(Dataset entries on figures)
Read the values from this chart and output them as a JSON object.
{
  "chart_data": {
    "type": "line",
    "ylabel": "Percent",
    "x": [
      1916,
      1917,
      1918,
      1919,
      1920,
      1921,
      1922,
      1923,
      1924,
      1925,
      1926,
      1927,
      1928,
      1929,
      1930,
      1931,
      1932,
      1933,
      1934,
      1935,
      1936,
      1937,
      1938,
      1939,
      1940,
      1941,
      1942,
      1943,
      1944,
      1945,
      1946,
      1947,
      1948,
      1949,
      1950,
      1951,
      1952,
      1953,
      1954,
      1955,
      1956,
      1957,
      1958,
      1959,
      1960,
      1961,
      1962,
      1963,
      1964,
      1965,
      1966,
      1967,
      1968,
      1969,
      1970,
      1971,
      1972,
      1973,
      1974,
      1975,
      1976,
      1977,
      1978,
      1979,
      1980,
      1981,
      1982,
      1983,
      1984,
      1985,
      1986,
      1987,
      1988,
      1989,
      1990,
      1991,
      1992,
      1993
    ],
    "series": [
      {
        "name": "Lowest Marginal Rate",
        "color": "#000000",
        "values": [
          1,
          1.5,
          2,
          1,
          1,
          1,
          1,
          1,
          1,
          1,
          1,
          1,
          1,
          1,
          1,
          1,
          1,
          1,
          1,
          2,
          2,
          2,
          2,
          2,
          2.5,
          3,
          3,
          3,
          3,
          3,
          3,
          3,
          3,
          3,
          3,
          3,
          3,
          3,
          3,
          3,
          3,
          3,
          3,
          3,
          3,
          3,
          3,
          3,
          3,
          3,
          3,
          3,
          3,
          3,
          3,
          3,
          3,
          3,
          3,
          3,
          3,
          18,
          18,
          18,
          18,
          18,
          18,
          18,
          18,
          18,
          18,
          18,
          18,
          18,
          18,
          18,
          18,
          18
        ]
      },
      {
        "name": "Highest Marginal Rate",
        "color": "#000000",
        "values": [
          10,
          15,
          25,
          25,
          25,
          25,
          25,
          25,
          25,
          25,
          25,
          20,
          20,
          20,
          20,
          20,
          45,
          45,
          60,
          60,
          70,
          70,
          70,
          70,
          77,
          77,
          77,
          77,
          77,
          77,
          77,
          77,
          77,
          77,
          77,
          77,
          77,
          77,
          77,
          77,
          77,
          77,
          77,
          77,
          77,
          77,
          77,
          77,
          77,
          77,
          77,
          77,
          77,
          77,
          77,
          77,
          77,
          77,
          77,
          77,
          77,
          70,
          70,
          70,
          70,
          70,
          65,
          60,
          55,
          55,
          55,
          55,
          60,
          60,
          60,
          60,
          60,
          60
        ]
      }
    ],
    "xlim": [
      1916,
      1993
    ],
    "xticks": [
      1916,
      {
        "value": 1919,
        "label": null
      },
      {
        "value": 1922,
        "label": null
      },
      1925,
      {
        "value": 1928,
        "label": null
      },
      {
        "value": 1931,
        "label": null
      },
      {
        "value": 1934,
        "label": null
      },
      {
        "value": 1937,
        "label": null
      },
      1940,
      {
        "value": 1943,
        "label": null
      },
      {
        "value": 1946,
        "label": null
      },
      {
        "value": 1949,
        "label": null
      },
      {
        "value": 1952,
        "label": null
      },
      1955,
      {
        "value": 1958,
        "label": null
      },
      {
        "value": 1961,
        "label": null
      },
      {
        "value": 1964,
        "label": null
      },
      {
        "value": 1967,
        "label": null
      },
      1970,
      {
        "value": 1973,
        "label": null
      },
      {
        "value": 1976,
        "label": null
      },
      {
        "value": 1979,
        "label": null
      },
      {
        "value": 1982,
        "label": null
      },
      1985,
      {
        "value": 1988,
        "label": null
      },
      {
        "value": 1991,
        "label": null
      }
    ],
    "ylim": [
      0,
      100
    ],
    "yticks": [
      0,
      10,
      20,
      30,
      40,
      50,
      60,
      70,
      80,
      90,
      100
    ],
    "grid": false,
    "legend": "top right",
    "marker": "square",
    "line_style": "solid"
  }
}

### Required work
Restate the data above word for word.

### Answer to this task
Read the values from this chart and output them as a JSON object.
{
  "chart_data": {
    "type": "line",
    "ylabel": "Percent",
    "x": [
      1916,
      1917,
      1918,
      1919,
      1920,
      1921,
      1922,
      1923,
      1924,
      1925,
      1926,
      1927,
      1928,
      1929,
      1930,
      1931,
      1932,
      1933,
      1934,
      1935,
      1936,
      1937,
      1938,
      1939,
      1940,
      1941,
      1942,
      1943,
      1944,
      1945,
      1946,
      1947,
      1948,
      1949,
      1950,
      1951,
      1952,
      1953,
      1954,
      1955,
      1956,
      1957,
      1958,
      1959,
      1960,
      1961,
      1962,
      1963,
      1964,
      1965,
      1966,
      1967,
      1968,
      1969,
      1970,
      1971,
      1972,
      1973,
      1974,
      1975,
      1976,
      1977,
      1978,
      1979,
      1980,
      1981,
      1982,
      1983,
      1984,
      1985,
      1986,
      1987,
      1988,
      1989,
      1990,
      1991,
      1992,
      1993
    ],
    "series": [
      {
        "name": "Lowest Marginal Rate",
        "color": "#000000",
        "values": [
          1,
          1.5,
          2,
          1,
          1,
          1,
          1,
          1,
          1,
          1,
          1,
          1,
          1,
          1,
          1,
          1,
          1,
          1,
          1,
          2,
          2,
          2,
          2,
          2,
          2.5,
          3,
          3,
          3,
          3,
          3,
          3,
          3,
          3,
          3,
          3,
          3,
          3,
          3,
          3,
          3,
          3,
          3,
          3,
          3,
          3,
          3,
          3,
          3,
          3,
          3,
          3,
          3,
          3,
          3,
          3,
          3,
          3,
          3,
          3,
          3,
          3,
          18,
          18,
          18,
          18,
          18,
          18,
          18,
          18,
          18,
          18,
          18,
          18,
          18,
          18,
          18,
          18,
          18
        ]
      },
      {
        "name": "Highest Marginal Rate",
        "color": "#000000",
        "values": [
          10,
          15,
          25,
          25,
          25,
          25,
          25,
          25,
          25,
          25,
          25,
          20,
          20,
          20,
          20,
          20,
          45,
          45,
          60,
          60,
          70,
          70,
          70,
          70,
          77,
          77,
          77,
          77,
          77,
          77,
          77,
          77,
          77,
          77,
          77,
          77,
          77,
          77,
          77,
          77,
          77,
          77,
          77,
          77,
          77,
          77,
          77,
          77,
          77,
          77,
          77,
          77,
          77,
          77,
          77,
          77,
          77,
          77,
          77,
          77,
          77,
          70,
          70,
          70,
          70,
          70,
          65,
          60,
          55,
          55,
          55,
          55,
          60,
          60,
          60,
          60,
          60,
          60
        ]
      }
    ],
    "xlim": [
      1916,
      1993
    ],
    "xticks": [
      1916,
      {
        "value": 1919,
        "label": null
      },
      {
        "value": 1922,
        "label": null
      },
      1925,
      {
        "value": 1928,
        "label": null
      },
      {
        "value": 1931,
        "label": null
      },
      {
        "value": 1934,
        "label": null
      },
      {
        "value": 1937,
        "label": null
      },
      1940,
      {
        "value": 1943,
        "label": null
      },
      {
        "value": 1946,
        "label": null
      },
      {
        "value": 1949,
        "label": null
      },
      {
        "value": 1952,
        "label": null
      },
      1955,
      {
        "value": 1958,
        "label": null
      },
      {
        "value": 1961,
        "label": null
      },
      {
        "value": 1964,
        "label": null
      },
      {
        "value": 1967,
        "label": null
      },
      1970,
      {
        "value": 1973,
        "label": null
      },
      {
        "value": 1976,
        "label": null
      },
      {
        "value": 1979,
        "label": null
      },
      {
        "value": 1982,
        "label": null
      },
      1985,
      {
        "value": 1988,
        "label": null
      },
      {
        "value": 1991,
        "label": null
      }
    ],
    "ylim": [
      0,
      100
    ],
    "yticks": [
      0,
      10,
      20,
      30,
      40,
      50,
      60,
      70,
      80,
      90,
      100
    ],
    "grid": false,
    "legend": "top right",
    "marker": "square",
    "line_style": "solid"
  }
}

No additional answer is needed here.